Problem description
In the data, extract each line that holds the string "will".

☆ ☆ ☆ ☆

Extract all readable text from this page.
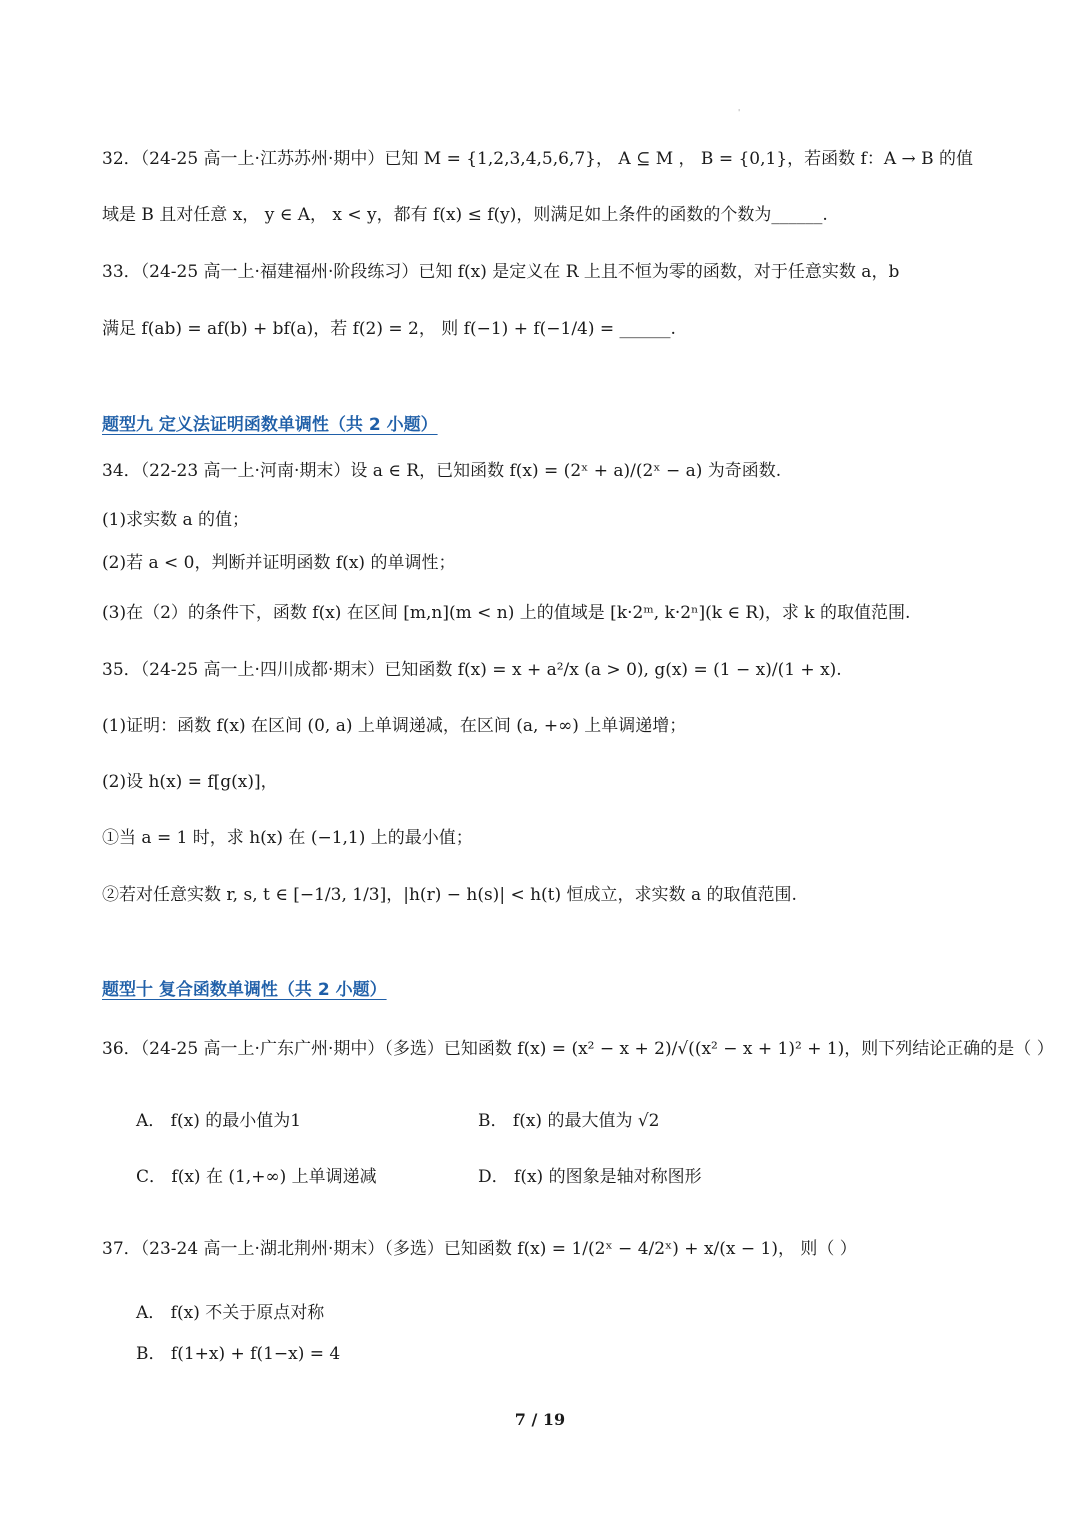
'
32．（24-25 高一上·江苏苏州·期中）已知 M = {1,2,3,4,5,6,7}， A ⊆ M ， B = {0,1}，若函数 f：A → B 的值
域是 B 且对任意 x， y ∈ A， x < y，都有 f(x) ≤ f(y)，则满足如上条件的函数的个数为______.
33．（24-25 高一上·福建福州·阶段练习）已知 f(x) 是定义在 R 上且不恒为零的函数，对于任意实数 a，b
满足 f(ab) = af(b) + bf(a)，若 f(2) = 2， 则 f(−1) + f(−1/4) = ______.
题型九 定义法证明函数单调性（共 2 小题）
34．（22-23 高一上·河南·期末）设 a ∈ R，已知函数 f(x) = (2ˣ + a)/(2ˣ − a) 为奇函数.
(1)求实数 a 的值；
(2)若 a < 0，判断并证明函数 f(x) 的单调性；
(3)在（2）的条件下，函数 f(x) 在区间 [m,n](m < n) 上的值域是 [k·2ᵐ, k·2ⁿ](k ∈ R)，求 k 的取值范围.
35．（24-25 高一上·四川成都·期末）已知函数 f(x) = x + a²/x (a > 0), g(x) = (1 − x)/(1 + x).
(1)证明：函数 f(x) 在区间 (0, a) 上单调递减，在区间 (a, +∞) 上单调递增；
(2)设 h(x) = f[g(x)]，
①当 a = 1 时，求 h(x) 在 (−1,1) 上的最小值；
②若对任意实数 r, s, t ∈ [−1/3, 1/3]，|h(r) − h(s)| < h(t) 恒成立，求实数 a 的取值范围.
题型十 复合函数单调性（共 2 小题）
36．（24-25 高一上·广东广州·期中）（多选）已知函数 f(x) = (x² − x + 2)/√((x² − x + 1)² + 1)，则下列结论正确的是（ ）
A． f(x) 的最小值为1	B． f(x) 的最大值为 √2
C． f(x) 在 (1,+∞) 上单调递减	D． f(x) 的图象是轴对称图形
37．（23-24 高一上·湖北荆州·期末）（多选）已知函数 f(x) = 1/(2ˣ − 4/2ˣ) + x/(x − 1)， 则（ ）
A． f(x) 不关于原点对称
B． f(1+x) + f(1−x) = 4
7 / 19
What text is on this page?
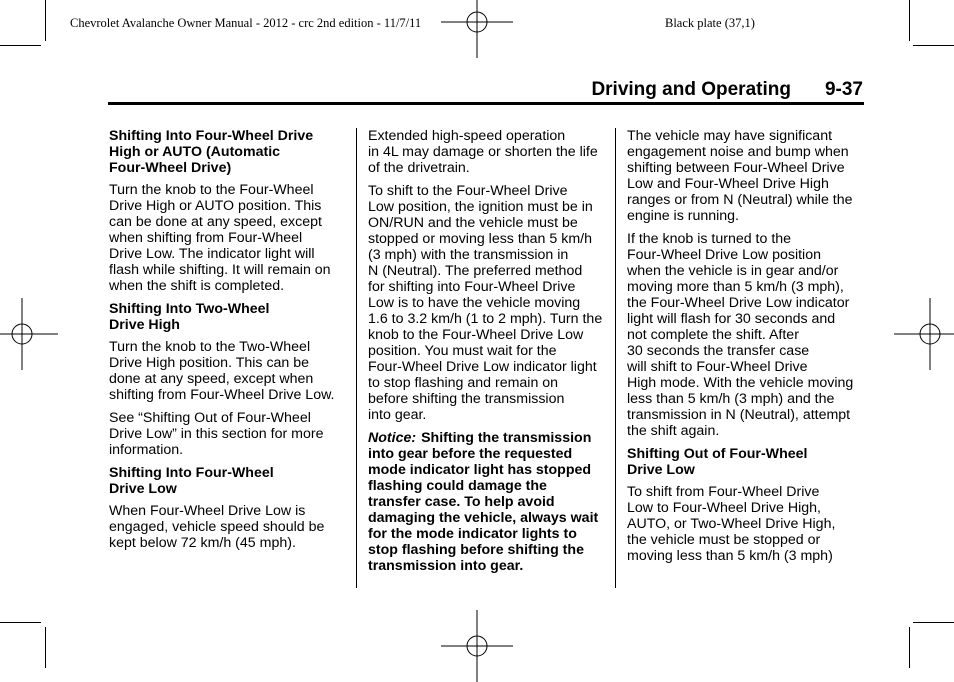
Chevrolet Avalanche Owner Manual - 2012 - crc 2nd edition - 11/7/11	Black plate (37,1)
Driving and Operating 9-37

Shifting Into Four-Wheel Drive
High or AUTO (Automatic
Four-Wheel Drive)

Turn the knob to the Four-Wheel
Drive High or AUTO position. This
can be done at any speed, except
when shifting from Four-Wheel
Drive Low. The indicator light will
flash while shifting. It will remain on
when the shift is completed.

Shifting Into Two-Wheel
Drive High

Turn the knob to the Two-Wheel
Drive High position. This can be
done at any speed, except when
shifting from Four-Wheel Drive Low.

See “Shifting Out of Four-Wheel
Drive Low” in this section for more
information.

Shifting Into Four-Wheel
Drive Low

When Four-Wheel Drive Low is
engaged, vehicle speed should be
kept below 72 km/h (45 mph).

Extended high-speed operation
in 4L may damage or shorten the life
of the drivetrain.

To shift to the Four-Wheel Drive
Low position, the ignition must be in
ON/RUN and the vehicle must be
stopped or moving less than 5 km/h
(3 mph) with the transmission in
N (Neutral). The preferred method
for shifting into Four-Wheel Drive
Low is to have the vehicle moving
1.6 to 3.2 km/h (1 to 2 mph). Turn the
knob to the Four-Wheel Drive Low
position. You must wait for the
Four-Wheel Drive Low indicator light
to stop flashing and remain on
before shifting the transmission
into gear.

Notice: Shifting the transmission
into gear before the requested
mode indicator light has stopped
flashing could damage the
transfer case. To help avoid
damaging the vehicle, always wait
for the mode indicator lights to
stop flashing before shifting the
transmission into gear.

The vehicle may have significant
engagement noise and bump when
shifting between Four-Wheel Drive
Low and Four-Wheel Drive High
ranges or from N (Neutral) while the
engine is running.

If the knob is turned to the
Four-Wheel Drive Low position
when the vehicle is in gear and/or
moving more than 5 km/h (3 mph),
the Four-Wheel Drive Low indicator
light will flash for 30 seconds and
not complete the shift. After
30 seconds the transfer case
will shift to Four-Wheel Drive
High mode. With the vehicle moving
less than 5 km/h (3 mph) and the
transmission in N (Neutral), attempt
the shift again.

Shifting Out of Four-Wheel
Drive Low

To shift from Four-Wheel Drive
Low to Four-Wheel Drive High,
AUTO, or Two-Wheel Drive High,
the vehicle must be stopped or
moving less than 5 km/h (3 mph)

☆ ☆ ☆ ☆

Written answer
Drive Low. The indicator light will
flash while shifting. It will remain on
light will flash for 30 seconds and
will shift to Four-Wheel Drive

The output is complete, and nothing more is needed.